__SET TASK__. Wherever a line in the data below holds "subtitle", copy that line.

__DATA EXTRACT__.
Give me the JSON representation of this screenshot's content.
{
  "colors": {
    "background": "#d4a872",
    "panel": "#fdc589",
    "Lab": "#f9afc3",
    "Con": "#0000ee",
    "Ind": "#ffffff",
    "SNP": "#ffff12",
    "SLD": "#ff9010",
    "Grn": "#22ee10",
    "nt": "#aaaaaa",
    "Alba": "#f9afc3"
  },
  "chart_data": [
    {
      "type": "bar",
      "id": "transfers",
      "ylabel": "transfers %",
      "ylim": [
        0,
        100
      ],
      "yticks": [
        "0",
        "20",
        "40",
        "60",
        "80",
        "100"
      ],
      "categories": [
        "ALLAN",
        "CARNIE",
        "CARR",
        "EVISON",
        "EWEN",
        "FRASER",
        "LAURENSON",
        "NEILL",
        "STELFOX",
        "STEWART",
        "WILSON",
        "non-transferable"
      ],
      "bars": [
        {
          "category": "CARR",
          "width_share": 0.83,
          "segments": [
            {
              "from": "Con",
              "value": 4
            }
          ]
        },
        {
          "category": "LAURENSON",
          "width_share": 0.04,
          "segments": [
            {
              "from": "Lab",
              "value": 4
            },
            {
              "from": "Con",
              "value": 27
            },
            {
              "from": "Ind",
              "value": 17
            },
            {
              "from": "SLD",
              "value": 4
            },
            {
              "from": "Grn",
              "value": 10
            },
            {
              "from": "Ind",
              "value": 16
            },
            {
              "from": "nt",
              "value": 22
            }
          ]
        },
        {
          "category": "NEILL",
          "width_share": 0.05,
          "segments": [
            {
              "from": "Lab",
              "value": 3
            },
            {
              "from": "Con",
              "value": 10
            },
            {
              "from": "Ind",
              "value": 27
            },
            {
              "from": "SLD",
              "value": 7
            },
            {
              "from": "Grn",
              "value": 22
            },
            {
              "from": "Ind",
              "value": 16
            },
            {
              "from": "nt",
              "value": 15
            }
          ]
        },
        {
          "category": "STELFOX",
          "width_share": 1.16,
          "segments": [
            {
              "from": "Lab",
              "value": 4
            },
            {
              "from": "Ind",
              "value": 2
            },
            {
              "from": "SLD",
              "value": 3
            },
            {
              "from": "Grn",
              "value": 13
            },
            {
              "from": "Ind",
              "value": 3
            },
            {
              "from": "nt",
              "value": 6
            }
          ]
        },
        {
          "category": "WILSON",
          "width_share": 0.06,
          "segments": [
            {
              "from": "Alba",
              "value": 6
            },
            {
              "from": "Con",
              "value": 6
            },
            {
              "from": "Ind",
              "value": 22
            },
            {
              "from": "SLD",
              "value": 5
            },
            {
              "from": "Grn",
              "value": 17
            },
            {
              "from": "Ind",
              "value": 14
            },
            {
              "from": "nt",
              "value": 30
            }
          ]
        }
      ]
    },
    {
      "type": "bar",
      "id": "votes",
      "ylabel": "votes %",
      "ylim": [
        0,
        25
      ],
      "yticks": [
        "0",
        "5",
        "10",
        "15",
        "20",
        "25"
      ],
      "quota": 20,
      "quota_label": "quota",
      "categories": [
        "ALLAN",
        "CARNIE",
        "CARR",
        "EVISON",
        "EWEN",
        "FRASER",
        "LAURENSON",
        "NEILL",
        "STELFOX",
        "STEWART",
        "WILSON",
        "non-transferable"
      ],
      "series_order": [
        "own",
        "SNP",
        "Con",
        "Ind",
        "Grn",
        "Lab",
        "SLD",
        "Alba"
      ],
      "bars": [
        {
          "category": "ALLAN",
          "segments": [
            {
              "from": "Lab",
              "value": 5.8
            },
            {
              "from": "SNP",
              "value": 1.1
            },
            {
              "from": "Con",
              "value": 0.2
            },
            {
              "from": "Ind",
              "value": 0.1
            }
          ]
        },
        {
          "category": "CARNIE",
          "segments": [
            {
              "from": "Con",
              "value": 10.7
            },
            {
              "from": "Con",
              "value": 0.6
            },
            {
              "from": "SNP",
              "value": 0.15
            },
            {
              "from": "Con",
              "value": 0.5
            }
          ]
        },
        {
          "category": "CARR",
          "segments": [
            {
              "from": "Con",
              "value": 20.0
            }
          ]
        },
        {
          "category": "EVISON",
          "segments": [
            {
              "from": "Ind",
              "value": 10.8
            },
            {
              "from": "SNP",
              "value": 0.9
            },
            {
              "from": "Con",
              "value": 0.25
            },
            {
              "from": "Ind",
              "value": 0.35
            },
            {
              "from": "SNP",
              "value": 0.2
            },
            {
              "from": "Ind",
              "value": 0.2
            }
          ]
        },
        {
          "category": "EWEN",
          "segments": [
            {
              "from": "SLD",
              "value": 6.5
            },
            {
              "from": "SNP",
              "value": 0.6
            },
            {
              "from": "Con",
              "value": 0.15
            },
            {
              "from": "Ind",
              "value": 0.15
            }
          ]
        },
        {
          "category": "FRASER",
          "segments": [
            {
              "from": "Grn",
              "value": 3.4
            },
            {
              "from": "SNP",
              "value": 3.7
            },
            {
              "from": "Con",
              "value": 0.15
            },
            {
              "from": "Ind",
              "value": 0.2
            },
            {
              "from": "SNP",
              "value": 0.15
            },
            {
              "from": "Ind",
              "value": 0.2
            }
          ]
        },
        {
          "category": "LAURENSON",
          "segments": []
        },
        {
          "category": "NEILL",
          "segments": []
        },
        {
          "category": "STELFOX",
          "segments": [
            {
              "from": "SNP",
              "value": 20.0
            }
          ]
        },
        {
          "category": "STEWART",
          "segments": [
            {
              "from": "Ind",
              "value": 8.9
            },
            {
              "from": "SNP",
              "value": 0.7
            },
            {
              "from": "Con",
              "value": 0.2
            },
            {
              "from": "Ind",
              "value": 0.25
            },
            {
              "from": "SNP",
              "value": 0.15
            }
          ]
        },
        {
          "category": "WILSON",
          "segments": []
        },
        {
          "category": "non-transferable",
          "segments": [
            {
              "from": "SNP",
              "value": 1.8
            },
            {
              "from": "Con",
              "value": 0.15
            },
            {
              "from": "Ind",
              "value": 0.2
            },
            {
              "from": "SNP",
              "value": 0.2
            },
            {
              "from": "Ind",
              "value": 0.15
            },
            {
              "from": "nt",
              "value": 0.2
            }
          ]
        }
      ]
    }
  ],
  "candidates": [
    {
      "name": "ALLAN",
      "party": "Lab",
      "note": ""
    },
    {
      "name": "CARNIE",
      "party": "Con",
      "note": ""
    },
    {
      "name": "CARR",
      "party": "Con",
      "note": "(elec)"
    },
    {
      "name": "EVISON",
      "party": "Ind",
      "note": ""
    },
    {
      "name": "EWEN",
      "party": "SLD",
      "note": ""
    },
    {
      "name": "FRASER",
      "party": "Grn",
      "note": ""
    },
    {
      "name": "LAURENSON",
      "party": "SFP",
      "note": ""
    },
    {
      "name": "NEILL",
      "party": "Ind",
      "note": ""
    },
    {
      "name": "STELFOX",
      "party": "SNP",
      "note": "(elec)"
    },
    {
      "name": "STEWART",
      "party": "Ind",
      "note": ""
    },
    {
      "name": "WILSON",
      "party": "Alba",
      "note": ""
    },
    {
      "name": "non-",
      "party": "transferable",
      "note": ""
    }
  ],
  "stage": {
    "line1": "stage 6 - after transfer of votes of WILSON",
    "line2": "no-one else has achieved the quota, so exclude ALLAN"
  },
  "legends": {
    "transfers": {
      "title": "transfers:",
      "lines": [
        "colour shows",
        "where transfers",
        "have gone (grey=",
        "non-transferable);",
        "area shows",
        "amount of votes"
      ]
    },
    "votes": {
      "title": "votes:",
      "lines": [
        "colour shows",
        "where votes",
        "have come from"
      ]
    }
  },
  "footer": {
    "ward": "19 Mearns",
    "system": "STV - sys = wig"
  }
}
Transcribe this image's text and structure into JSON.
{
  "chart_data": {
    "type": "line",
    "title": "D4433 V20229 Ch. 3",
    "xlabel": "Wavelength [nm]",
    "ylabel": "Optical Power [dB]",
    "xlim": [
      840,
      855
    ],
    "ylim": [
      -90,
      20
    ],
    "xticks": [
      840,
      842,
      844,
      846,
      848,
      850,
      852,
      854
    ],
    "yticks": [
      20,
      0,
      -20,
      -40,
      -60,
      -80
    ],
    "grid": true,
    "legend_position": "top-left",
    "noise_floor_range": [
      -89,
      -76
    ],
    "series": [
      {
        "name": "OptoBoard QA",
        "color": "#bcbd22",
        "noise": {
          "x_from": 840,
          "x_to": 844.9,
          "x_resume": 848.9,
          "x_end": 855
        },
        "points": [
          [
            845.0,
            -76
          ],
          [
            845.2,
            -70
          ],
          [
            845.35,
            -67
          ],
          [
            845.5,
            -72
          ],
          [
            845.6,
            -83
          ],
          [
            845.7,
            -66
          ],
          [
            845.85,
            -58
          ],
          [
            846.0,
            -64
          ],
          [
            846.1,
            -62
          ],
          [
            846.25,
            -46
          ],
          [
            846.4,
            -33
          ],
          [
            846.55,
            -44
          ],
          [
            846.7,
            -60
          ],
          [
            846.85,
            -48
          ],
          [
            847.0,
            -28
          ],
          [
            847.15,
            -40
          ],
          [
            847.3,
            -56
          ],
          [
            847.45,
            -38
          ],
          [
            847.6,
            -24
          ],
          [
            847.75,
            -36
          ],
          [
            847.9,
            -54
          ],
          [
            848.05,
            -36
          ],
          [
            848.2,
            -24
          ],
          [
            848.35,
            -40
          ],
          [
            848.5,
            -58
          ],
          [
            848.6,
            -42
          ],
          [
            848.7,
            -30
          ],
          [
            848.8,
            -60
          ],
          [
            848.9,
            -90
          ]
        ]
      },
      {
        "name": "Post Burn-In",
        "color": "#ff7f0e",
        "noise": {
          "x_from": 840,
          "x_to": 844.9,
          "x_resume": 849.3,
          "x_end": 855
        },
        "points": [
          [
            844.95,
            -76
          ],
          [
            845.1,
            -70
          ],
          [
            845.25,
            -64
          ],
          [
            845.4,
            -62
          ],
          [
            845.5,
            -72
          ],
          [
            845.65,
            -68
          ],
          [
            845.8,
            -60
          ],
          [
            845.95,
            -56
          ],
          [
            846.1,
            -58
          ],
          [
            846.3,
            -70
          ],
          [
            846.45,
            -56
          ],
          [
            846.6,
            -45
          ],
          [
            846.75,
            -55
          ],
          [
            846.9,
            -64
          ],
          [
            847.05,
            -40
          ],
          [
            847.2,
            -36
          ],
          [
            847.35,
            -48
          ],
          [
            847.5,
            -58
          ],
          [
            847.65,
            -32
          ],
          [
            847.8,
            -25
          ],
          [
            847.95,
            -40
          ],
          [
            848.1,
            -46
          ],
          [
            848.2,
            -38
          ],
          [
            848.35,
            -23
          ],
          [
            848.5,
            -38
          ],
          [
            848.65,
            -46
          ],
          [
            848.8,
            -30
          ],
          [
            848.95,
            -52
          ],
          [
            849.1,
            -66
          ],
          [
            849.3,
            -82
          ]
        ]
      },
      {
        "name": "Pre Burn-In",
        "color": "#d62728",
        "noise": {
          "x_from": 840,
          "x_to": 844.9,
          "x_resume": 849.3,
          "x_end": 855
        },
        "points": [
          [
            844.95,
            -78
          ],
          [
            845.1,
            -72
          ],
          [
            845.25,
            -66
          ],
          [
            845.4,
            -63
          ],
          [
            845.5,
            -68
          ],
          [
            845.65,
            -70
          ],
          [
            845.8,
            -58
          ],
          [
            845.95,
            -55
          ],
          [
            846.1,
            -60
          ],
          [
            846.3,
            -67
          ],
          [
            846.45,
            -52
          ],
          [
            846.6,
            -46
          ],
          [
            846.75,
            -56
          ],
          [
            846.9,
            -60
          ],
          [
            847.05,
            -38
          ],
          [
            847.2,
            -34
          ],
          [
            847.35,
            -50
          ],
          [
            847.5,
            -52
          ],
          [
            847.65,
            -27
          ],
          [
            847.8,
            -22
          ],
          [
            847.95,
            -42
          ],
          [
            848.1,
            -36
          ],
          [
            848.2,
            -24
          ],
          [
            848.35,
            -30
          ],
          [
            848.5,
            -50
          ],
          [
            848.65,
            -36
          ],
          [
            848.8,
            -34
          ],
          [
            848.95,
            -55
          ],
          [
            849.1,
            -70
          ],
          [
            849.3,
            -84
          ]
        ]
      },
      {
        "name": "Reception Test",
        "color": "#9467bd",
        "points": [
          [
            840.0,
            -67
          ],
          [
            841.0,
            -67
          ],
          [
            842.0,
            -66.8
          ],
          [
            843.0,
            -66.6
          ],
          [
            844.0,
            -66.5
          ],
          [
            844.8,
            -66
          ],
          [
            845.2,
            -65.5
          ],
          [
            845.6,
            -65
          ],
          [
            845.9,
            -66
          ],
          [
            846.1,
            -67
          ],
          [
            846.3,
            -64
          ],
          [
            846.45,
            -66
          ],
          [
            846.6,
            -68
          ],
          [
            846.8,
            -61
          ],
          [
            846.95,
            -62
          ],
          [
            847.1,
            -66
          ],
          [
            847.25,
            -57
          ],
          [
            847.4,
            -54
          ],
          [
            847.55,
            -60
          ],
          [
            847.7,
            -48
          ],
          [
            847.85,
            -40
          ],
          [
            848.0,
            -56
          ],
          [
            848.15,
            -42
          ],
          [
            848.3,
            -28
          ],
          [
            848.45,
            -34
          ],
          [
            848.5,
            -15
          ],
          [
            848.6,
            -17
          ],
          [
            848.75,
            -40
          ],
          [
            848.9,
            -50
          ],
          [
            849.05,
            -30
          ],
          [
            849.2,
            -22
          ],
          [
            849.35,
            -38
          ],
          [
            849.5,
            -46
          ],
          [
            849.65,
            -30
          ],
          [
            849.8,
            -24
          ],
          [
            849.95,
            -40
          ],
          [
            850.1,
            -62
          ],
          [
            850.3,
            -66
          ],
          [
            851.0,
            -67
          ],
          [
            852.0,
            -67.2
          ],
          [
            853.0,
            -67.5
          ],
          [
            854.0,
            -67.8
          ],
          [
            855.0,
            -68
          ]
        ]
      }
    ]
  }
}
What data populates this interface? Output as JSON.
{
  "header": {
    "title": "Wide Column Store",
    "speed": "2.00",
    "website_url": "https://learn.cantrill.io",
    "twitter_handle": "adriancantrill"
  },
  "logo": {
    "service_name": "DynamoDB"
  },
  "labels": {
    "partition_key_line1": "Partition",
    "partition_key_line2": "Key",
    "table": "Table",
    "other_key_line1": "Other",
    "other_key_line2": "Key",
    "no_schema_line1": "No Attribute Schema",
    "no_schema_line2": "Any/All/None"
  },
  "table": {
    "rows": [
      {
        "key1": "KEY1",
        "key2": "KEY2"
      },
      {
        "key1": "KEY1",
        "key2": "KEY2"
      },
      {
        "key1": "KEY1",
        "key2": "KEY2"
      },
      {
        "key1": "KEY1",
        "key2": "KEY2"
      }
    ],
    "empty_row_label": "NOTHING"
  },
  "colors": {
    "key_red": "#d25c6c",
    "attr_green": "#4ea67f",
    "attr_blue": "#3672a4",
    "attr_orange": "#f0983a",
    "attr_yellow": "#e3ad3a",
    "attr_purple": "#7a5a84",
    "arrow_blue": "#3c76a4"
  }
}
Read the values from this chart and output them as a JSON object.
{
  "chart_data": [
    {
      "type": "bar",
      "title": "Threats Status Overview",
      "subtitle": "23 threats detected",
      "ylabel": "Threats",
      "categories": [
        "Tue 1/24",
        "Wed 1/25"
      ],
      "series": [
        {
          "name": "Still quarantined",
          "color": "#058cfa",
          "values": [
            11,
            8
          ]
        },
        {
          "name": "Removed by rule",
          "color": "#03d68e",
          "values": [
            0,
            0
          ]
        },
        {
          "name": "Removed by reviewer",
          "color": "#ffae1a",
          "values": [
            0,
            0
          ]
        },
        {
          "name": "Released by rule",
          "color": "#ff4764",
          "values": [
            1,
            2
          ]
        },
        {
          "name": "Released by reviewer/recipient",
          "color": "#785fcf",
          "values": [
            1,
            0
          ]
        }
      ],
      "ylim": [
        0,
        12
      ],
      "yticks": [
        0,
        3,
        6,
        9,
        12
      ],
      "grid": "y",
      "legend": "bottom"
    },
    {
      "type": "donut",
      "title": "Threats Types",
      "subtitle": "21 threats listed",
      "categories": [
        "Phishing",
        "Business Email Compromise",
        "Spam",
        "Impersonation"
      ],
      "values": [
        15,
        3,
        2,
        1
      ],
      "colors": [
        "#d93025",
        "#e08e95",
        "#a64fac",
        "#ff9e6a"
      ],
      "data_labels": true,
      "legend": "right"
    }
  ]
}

__WRITTEN RESPONSE__.
      "subtitle": "23 threats detected",
      "subtitle": "21 threats listed",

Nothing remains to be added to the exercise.